● What you are asked to do:
In the data below, swap every "x-tick-label" for "x-axis-label" and write all of it out again with nothing else altered.

● The data:
---------------

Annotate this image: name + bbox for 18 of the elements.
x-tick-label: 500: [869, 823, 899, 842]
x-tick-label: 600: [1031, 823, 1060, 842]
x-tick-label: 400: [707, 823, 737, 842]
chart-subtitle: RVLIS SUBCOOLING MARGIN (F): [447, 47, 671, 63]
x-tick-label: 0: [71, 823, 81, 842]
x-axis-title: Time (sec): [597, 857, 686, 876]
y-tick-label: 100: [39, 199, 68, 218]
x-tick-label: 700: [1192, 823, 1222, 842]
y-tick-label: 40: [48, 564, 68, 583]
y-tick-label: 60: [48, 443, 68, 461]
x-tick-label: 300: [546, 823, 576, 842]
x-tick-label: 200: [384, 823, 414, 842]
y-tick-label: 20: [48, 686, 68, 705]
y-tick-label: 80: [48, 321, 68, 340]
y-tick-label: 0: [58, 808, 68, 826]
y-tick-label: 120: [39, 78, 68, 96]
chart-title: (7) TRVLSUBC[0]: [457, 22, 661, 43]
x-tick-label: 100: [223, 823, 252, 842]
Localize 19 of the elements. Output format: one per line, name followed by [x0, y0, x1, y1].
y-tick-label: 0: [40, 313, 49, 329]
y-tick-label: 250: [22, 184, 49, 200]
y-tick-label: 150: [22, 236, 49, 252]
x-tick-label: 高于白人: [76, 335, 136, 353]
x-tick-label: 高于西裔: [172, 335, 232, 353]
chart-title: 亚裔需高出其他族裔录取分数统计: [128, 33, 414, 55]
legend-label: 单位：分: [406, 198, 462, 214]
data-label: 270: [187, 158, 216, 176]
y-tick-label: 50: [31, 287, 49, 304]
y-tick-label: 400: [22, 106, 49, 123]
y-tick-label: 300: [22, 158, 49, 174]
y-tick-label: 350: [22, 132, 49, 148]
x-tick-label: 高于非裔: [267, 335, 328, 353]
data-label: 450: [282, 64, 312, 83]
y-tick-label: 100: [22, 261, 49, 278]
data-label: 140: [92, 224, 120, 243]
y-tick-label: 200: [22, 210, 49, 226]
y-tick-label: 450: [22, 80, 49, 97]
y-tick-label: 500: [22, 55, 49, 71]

---------------

● Response to this task:
Annotate this image: name + bbox for 18 of the elements.
x-axis-label: 500: [869, 823, 899, 842]
x-axis-label: 600: [1031, 823, 1060, 842]
x-axis-label: 400: [707, 823, 737, 842]
chart-subtitle: RVLIS SUBCOOLING MARGIN (F): [447, 47, 671, 63]
x-axis-label: 0: [71, 823, 81, 842]
x-axis-title: Time (sec): [597, 857, 686, 876]
y-tick-label: 100: [39, 199, 68, 218]
x-axis-label: 700: [1192, 823, 1222, 842]
y-tick-label: 40: [48, 564, 68, 583]
y-tick-label: 60: [48, 443, 68, 461]
x-axis-label: 300: [546, 823, 576, 842]
x-axis-label: 200: [384, 823, 414, 842]
y-tick-label: 20: [48, 686, 68, 705]
y-tick-label: 80: [48, 321, 68, 340]
y-tick-label: 0: [58, 808, 68, 826]
y-tick-label: 120: [39, 78, 68, 96]
chart-title: (7) TRVLSUBC[0]: [457, 22, 661, 43]
x-axis-label: 100: [223, 823, 252, 842]
Localize 19 of the elements. Output format: one per line, name followed by [x0, y0, x1, y1].
y-tick-label: 0: [40, 313, 49, 329]
y-tick-label: 250: [22, 184, 49, 200]
y-tick-label: 150: [22, 236, 49, 252]
x-axis-label: 高于白人: [76, 335, 136, 353]
x-axis-label: 高于西裔: [172, 335, 232, 353]
chart-title: 亚裔需高出其他族裔录取分数统计: [128, 33, 414, 55]
legend-label: 单位：分: [406, 198, 462, 214]
data-label: 270: [187, 158, 216, 176]
y-tick-label: 50: [31, 287, 49, 304]
y-tick-label: 400: [22, 106, 49, 123]
y-tick-label: 300: [22, 158, 49, 174]
y-tick-label: 350: [22, 132, 49, 148]
x-axis-label: 高于非裔: [267, 335, 328, 353]
data-label: 450: [282, 64, 312, 83]
y-tick-label: 100: [22, 261, 49, 278]
data-label: 140: [92, 224, 120, 243]
y-tick-label: 200: [22, 210, 49, 226]
y-tick-label: 450: [22, 80, 49, 97]
y-tick-label: 500: [22, 55, 49, 71]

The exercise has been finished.